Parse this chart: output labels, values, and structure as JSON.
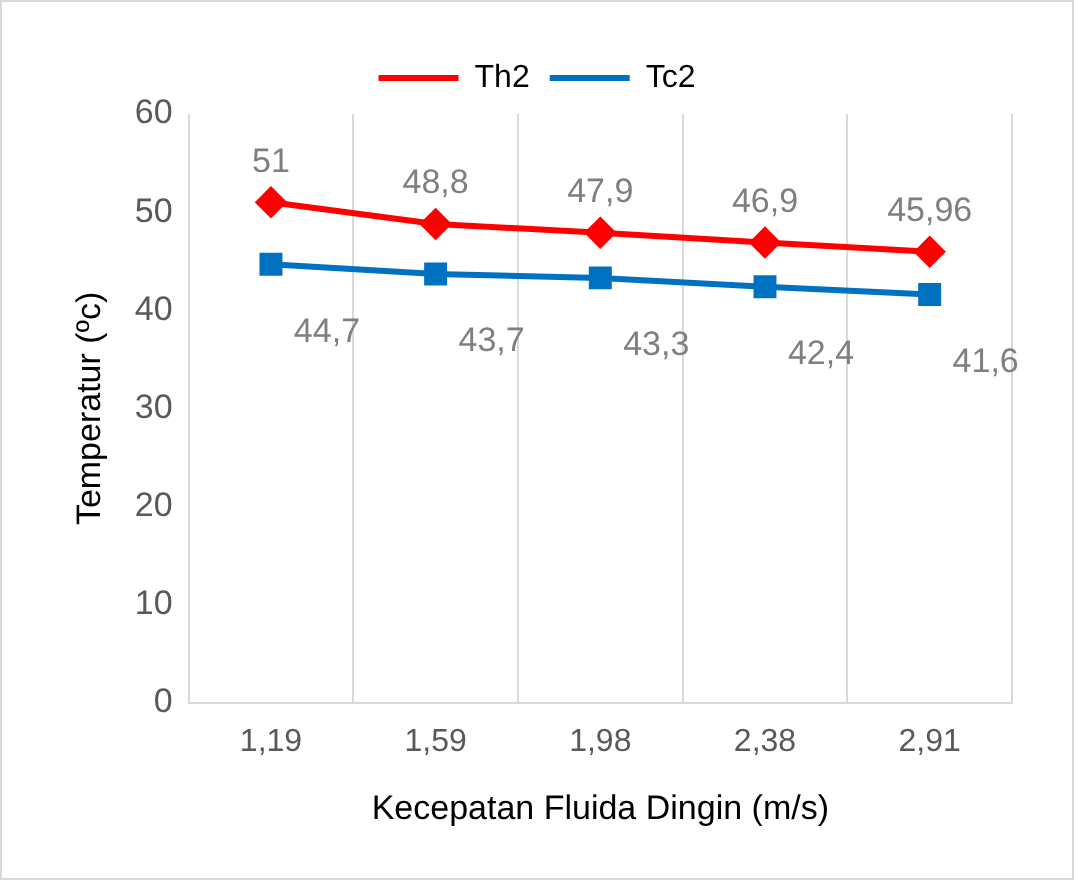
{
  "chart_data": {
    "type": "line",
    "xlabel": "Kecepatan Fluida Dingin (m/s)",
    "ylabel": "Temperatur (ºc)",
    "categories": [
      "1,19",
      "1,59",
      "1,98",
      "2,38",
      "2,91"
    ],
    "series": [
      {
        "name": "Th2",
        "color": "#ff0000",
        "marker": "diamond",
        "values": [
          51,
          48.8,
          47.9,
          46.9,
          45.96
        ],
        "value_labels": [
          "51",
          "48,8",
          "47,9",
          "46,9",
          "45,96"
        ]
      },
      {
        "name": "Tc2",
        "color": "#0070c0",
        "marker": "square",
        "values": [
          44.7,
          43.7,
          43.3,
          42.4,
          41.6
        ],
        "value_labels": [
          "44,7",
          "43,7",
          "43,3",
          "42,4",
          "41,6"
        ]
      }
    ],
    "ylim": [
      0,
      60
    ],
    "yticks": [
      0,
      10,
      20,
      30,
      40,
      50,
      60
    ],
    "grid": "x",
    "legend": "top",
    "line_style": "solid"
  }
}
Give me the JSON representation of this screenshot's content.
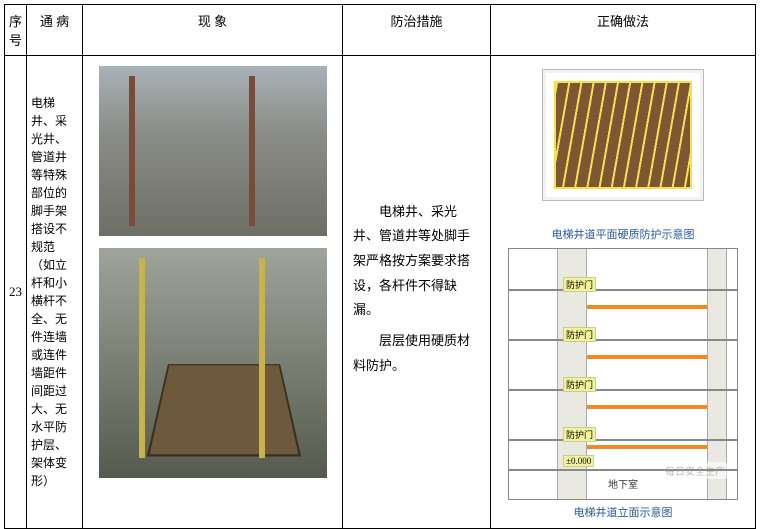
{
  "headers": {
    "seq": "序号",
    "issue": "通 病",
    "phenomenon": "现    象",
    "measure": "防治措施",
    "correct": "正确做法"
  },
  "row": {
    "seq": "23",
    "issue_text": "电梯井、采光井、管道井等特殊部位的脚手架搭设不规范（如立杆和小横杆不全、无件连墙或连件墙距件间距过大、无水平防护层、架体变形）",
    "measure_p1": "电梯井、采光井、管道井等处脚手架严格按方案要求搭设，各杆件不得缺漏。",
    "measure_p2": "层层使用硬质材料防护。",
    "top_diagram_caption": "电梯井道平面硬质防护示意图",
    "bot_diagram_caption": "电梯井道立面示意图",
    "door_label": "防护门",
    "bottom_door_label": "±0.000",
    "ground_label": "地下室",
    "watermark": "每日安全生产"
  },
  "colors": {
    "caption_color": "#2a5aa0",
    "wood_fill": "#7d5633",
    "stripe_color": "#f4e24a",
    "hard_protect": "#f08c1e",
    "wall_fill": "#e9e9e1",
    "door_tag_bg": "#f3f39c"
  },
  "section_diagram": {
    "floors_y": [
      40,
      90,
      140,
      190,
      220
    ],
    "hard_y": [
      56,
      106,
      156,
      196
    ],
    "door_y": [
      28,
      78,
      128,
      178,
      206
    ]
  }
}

***

▶ **Aim of the task**: Could you repeat all of the material exactly? Pictures should not be copied.

▶ **Solution**:
Parse this chart: output labels, values, and structure as JSON.
{
  "chart_data": {
    "type": "line",
    "xlabel": "Kecepatan Fluida Dingin (m/s)",
    "ylabel": "Temperatur (ºc)",
    "categories": [
      "1,19",
      "1,59",
      "1,98",
      "2,38",
      "2,91"
    ],
    "series": [
      {
        "name": "Th2",
        "color": "#ff0000",
        "marker": "diamond",
        "values": [
          51,
          48.8,
          47.9,
          46.9,
          45.96
        ],
        "value_labels": [
          "51",
          "48,8",
          "47,9",
          "46,9",
          "45,96"
        ]
      },
      {
        "name": "Tc2",
        "color": "#0070c0",
        "marker": "square",
        "values": [
          44.7,
          43.7,
          43.3,
          42.4,
          41.6
        ],
        "value_labels": [
          "44,7",
          "43,7",
          "43,3",
          "42,4",
          "41,6"
        ]
      }
    ],
    "ylim": [
      0,
      60
    ],
    "yticks": [
      0,
      10,
      20,
      30,
      40,
      50,
      60
    ],
    "grid": "x",
    "legend": "top",
    "line_style": "solid"
  }
}
Give me the JSON representation of this screenshot's content.
{
  "headers": {
    "seq": "序号",
    "issue": "通 病",
    "phenomenon": "现    象",
    "measure": "防治措施",
    "correct": "正确做法"
  },
  "row": {
    "seq": "23",
    "issue_text": "电梯井、采光井、管道井等特殊部位的脚手架搭设不规范（如立杆和小横杆不全、无件连墙或连件墙距件间距过大、无水平防护层、架体变形）",
    "measure_p1": "电梯井、采光井、管道井等处脚手架严格按方案要求搭设，各杆件不得缺漏。",
    "measure_p2": "层层使用硬质材料防护。",
    "top_diagram_caption": "电梯井道平面硬质防护示意图",
    "bot_diagram_caption": "电梯井道立面示意图",
    "door_label": "防护门",
    "bottom_door_label": "±0.000",
    "ground_label": "地下室",
    "watermark": "每日安全生产"
  },
  "colors": {
    "caption_color": "#2a5aa0",
    "wood_fill": "#7d5633",
    "stripe_color": "#f4e24a",
    "hard_protect": "#f08c1e",
    "wall_fill": "#e9e9e1",
    "door_tag_bg": "#f3f39c"
  },
  "section_diagram": {
    "floors_y": [
      40,
      90,
      140,
      190,
      220
    ],
    "hard_y": [
      56,
      106,
      156,
      196
    ],
    "door_y": [
      28,
      78,
      128,
      178,
      206
    ]
  }
}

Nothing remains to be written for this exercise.